**PROBLEM STATEMENT:**
Extract the records below word for word and ignore the images.

--- BEGIN RECORD EXTRACTS ---

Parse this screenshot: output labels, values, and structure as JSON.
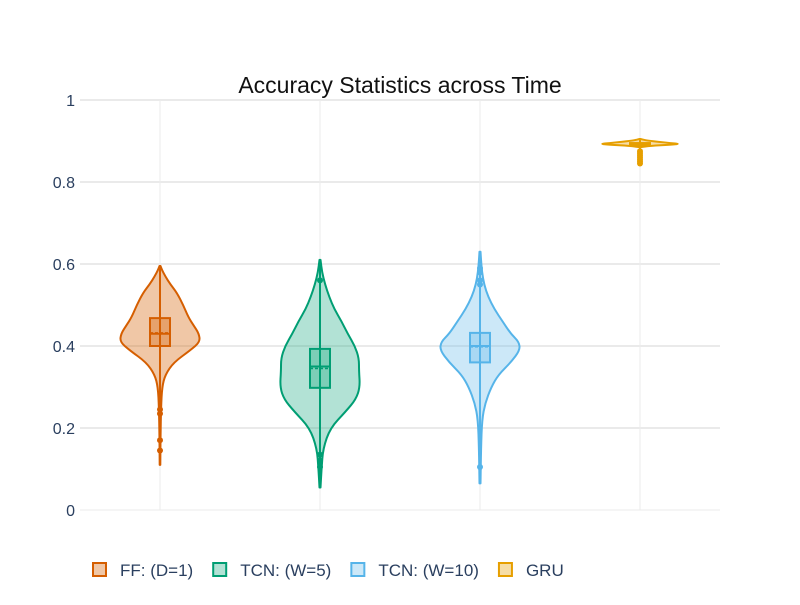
{
  "chart_data": {
    "type": "violin",
    "title": "Accuracy Statistics across Time",
    "xlabel": "",
    "ylabel": "",
    "ylim": [
      0,
      1
    ],
    "yticks": [
      0,
      0.2,
      0.4,
      0.6,
      0.8,
      1
    ],
    "ytick_labels": [
      "0",
      "0.2",
      "0.4",
      "0.6",
      "0.8",
      "1"
    ],
    "grid": true,
    "legend_position": "bottom",
    "series": [
      {
        "name": "FF: (D=1)",
        "color": "#d55e00",
        "fill": "rgba(213,94,0,0.35)",
        "min": 0.11,
        "max": 0.595,
        "q1": 0.4,
        "median": 0.43,
        "mean": 0.432,
        "q3": 0.468,
        "density": [
          [
            0.11,
            0.3
          ],
          [
            0.18,
            0.5
          ],
          [
            0.25,
            1.0
          ],
          [
            0.3,
            2
          ],
          [
            0.33,
            5
          ],
          [
            0.36,
            13
          ],
          [
            0.39,
            29
          ],
          [
            0.41,
            38
          ],
          [
            0.43,
            37
          ],
          [
            0.45,
            32
          ],
          [
            0.47,
            27
          ],
          [
            0.5,
            22
          ],
          [
            0.53,
            16
          ],
          [
            0.55,
            10
          ],
          [
            0.57,
            5
          ],
          [
            0.585,
            2
          ],
          [
            0.595,
            0.5
          ]
        ],
        "outliers": [
          0.145,
          0.17,
          0.235,
          0.245
        ]
      },
      {
        "name": "TCN: (W=5)",
        "color": "#009e73",
        "fill": "rgba(0,158,115,0.30)",
        "min": 0.055,
        "max": 0.61,
        "q1": 0.298,
        "median": 0.35,
        "mean": 0.345,
        "q3": 0.393,
        "density": [
          [
            0.055,
            0.5
          ],
          [
            0.1,
            1.5
          ],
          [
            0.15,
            3
          ],
          [
            0.2,
            10
          ],
          [
            0.24,
            25
          ],
          [
            0.27,
            35
          ],
          [
            0.3,
            39
          ],
          [
            0.34,
            38
          ],
          [
            0.37,
            38
          ],
          [
            0.4,
            34
          ],
          [
            0.43,
            27
          ],
          [
            0.46,
            21
          ],
          [
            0.49,
            14
          ],
          [
            0.52,
            9
          ],
          [
            0.55,
            5
          ],
          [
            0.58,
            2
          ],
          [
            0.61,
            0.5
          ]
        ],
        "outliers": [
          0.105,
          0.12,
          0.135,
          0.56
        ]
      },
      {
        "name": "TCN: (W=10)",
        "color": "#56b4e9",
        "fill": "rgba(86,180,233,0.30)",
        "min": 0.065,
        "max": 0.63,
        "q1": 0.36,
        "median": 0.4,
        "mean": 0.398,
        "q3": 0.432,
        "density": [
          [
            0.065,
            0.5
          ],
          [
            0.15,
            1
          ],
          [
            0.22,
            2
          ],
          [
            0.26,
            5
          ],
          [
            0.3,
            11
          ],
          [
            0.33,
            18
          ],
          [
            0.36,
            30
          ],
          [
            0.39,
            39
          ],
          [
            0.41,
            38
          ],
          [
            0.43,
            30
          ],
          [
            0.46,
            22
          ],
          [
            0.49,
            14
          ],
          [
            0.52,
            8
          ],
          [
            0.55,
            4
          ],
          [
            0.58,
            2
          ],
          [
            0.61,
            1
          ],
          [
            0.63,
            0.5
          ]
        ],
        "outliers": [
          0.105,
          0.55,
          0.56,
          0.58,
          0.59
        ]
      },
      {
        "name": "GRU",
        "color": "#e69f00",
        "fill": "rgba(230,159,0,0.35)",
        "min": 0.845,
        "max": 0.905,
        "q1": 0.889,
        "median": 0.892,
        "mean": 0.892,
        "q3": 0.895,
        "density": [
          [
            0.885,
            0.5
          ],
          [
            0.888,
            10
          ],
          [
            0.891,
            30
          ],
          [
            0.893,
            39
          ],
          [
            0.895,
            30
          ],
          [
            0.898,
            18
          ],
          [
            0.901,
            8
          ],
          [
            0.903,
            3
          ],
          [
            0.905,
            0.5
          ]
        ],
        "outliers": [
          0.845,
          0.85,
          0.855,
          0.86,
          0.865,
          0.87,
          0.875
        ]
      }
    ]
  }
}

--- END RECORD EXTRACTS ---

**WRITTEN REPLY:**
Parse this screenshot: output labels, values, and structure as JSON.
{
  "chart_data": {
    "type": "violin",
    "title": "Accuracy Statistics across Time",
    "xlabel": "",
    "ylabel": "",
    "ylim": [
      0,
      1
    ],
    "yticks": [
      0,
      0.2,
      0.4,
      0.6,
      0.8,
      1
    ],
    "ytick_labels": [
      "0",
      "0.2",
      "0.4",
      "0.6",
      "0.8",
      "1"
    ],
    "grid": true,
    "legend_position": "bottom",
    "series": [
      {
        "name": "FF: (D=1)",
        "color": "#d55e00",
        "fill": "rgba(213,94,0,0.35)",
        "min": 0.11,
        "max": 0.595,
        "q1": 0.4,
        "median": 0.43,
        "mean": 0.432,
        "q3": 0.468,
        "density": [
          [
            0.11,
            0.3
          ],
          [
            0.18,
            0.5
          ],
          [
            0.25,
            1.0
          ],
          [
            0.3,
            2
          ],
          [
            0.33,
            5
          ],
          [
            0.36,
            13
          ],
          [
            0.39,
            29
          ],
          [
            0.41,
            38
          ],
          [
            0.43,
            37
          ],
          [
            0.45,
            32
          ],
          [
            0.47,
            27
          ],
          [
            0.5,
            22
          ],
          [
            0.53,
            16
          ],
          [
            0.55,
            10
          ],
          [
            0.57,
            5
          ],
          [
            0.585,
            2
          ],
          [
            0.595,
            0.5
          ]
        ],
        "outliers": [
          0.145,
          0.17,
          0.235,
          0.245
        ]
      },
      {
        "name": "TCN: (W=5)",
        "color": "#009e73",
        "fill": "rgba(0,158,115,0.30)",
        "min": 0.055,
        "max": 0.61,
        "q1": 0.298,
        "median": 0.35,
        "mean": 0.345,
        "q3": 0.393,
        "density": [
          [
            0.055,
            0.5
          ],
          [
            0.1,
            1.5
          ],
          [
            0.15,
            3
          ],
          [
            0.2,
            10
          ],
          [
            0.24,
            25
          ],
          [
            0.27,
            35
          ],
          [
            0.3,
            39
          ],
          [
            0.34,
            38
          ],
          [
            0.37,
            38
          ],
          [
            0.4,
            34
          ],
          [
            0.43,
            27
          ],
          [
            0.46,
            21
          ],
          [
            0.49,
            14
          ],
          [
            0.52,
            9
          ],
          [
            0.55,
            5
          ],
          [
            0.58,
            2
          ],
          [
            0.61,
            0.5
          ]
        ],
        "outliers": [
          0.105,
          0.12,
          0.135,
          0.56
        ]
      },
      {
        "name": "TCN: (W=10)",
        "color": "#56b4e9",
        "fill": "rgba(86,180,233,0.30)",
        "min": 0.065,
        "max": 0.63,
        "q1": 0.36,
        "median": 0.4,
        "mean": 0.398,
        "q3": 0.432,
        "density": [
          [
            0.065,
            0.5
          ],
          [
            0.15,
            1
          ],
          [
            0.22,
            2
          ],
          [
            0.26,
            5
          ],
          [
            0.3,
            11
          ],
          [
            0.33,
            18
          ],
          [
            0.36,
            30
          ],
          [
            0.39,
            39
          ],
          [
            0.41,
            38
          ],
          [
            0.43,
            30
          ],
          [
            0.46,
            22
          ],
          [
            0.49,
            14
          ],
          [
            0.52,
            8
          ],
          [
            0.55,
            4
          ],
          [
            0.58,
            2
          ],
          [
            0.61,
            1
          ],
          [
            0.63,
            0.5
          ]
        ],
        "outliers": [
          0.105,
          0.55,
          0.56,
          0.58,
          0.59
        ]
      },
      {
        "name": "GRU",
        "color": "#e69f00",
        "fill": "rgba(230,159,0,0.35)",
        "min": 0.845,
        "max": 0.905,
        "q1": 0.889,
        "median": 0.892,
        "mean": 0.892,
        "q3": 0.895,
        "density": [
          [
            0.885,
            0.5
          ],
          [
            0.888,
            10
          ],
          [
            0.891,
            30
          ],
          [
            0.893,
            39
          ],
          [
            0.895,
            30
          ],
          [
            0.898,
            18
          ],
          [
            0.901,
            8
          ],
          [
            0.903,
            3
          ],
          [
            0.905,
            0.5
          ]
        ],
        "outliers": [
          0.845,
          0.85,
          0.855,
          0.86,
          0.865,
          0.87,
          0.875
        ]
      }
    ]
  }
}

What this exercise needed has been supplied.